Problem to solve: Copy out the data below verbatim.

(Saved entries)
* START *

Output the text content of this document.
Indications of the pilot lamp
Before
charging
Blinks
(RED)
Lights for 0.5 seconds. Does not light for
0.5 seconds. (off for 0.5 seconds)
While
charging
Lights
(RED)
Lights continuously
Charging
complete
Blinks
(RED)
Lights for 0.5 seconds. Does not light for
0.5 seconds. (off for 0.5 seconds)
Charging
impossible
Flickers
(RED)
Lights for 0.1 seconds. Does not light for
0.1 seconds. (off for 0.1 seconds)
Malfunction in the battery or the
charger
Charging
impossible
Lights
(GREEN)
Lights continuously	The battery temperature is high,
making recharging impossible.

* END *

Response to the exercise:
Output the text content of this document.
Indications of the pilot lamp
Before
charging
Blinks
(RED)
Lights for 0.5 seconds. Does not light for
0.5 seconds. (off for 0.5 seconds)
While
charging
Lights
(RED)
Lights continuously
Charging
complete
Blinks
(RED)
Lights for 0.5 seconds. Does not light for
0.5 seconds. (off for 0.5 seconds)
Charging
impossible
Flickers
(RED)
Lights for 0.1 seconds. Does not light for
0.1 seconds. (off for 0.1 seconds)
Malfunction in the battery or the
charger
Charging
impossible
Lights
(GREEN)
Lights continuously	The battery temperature is high,
making recharging impossible.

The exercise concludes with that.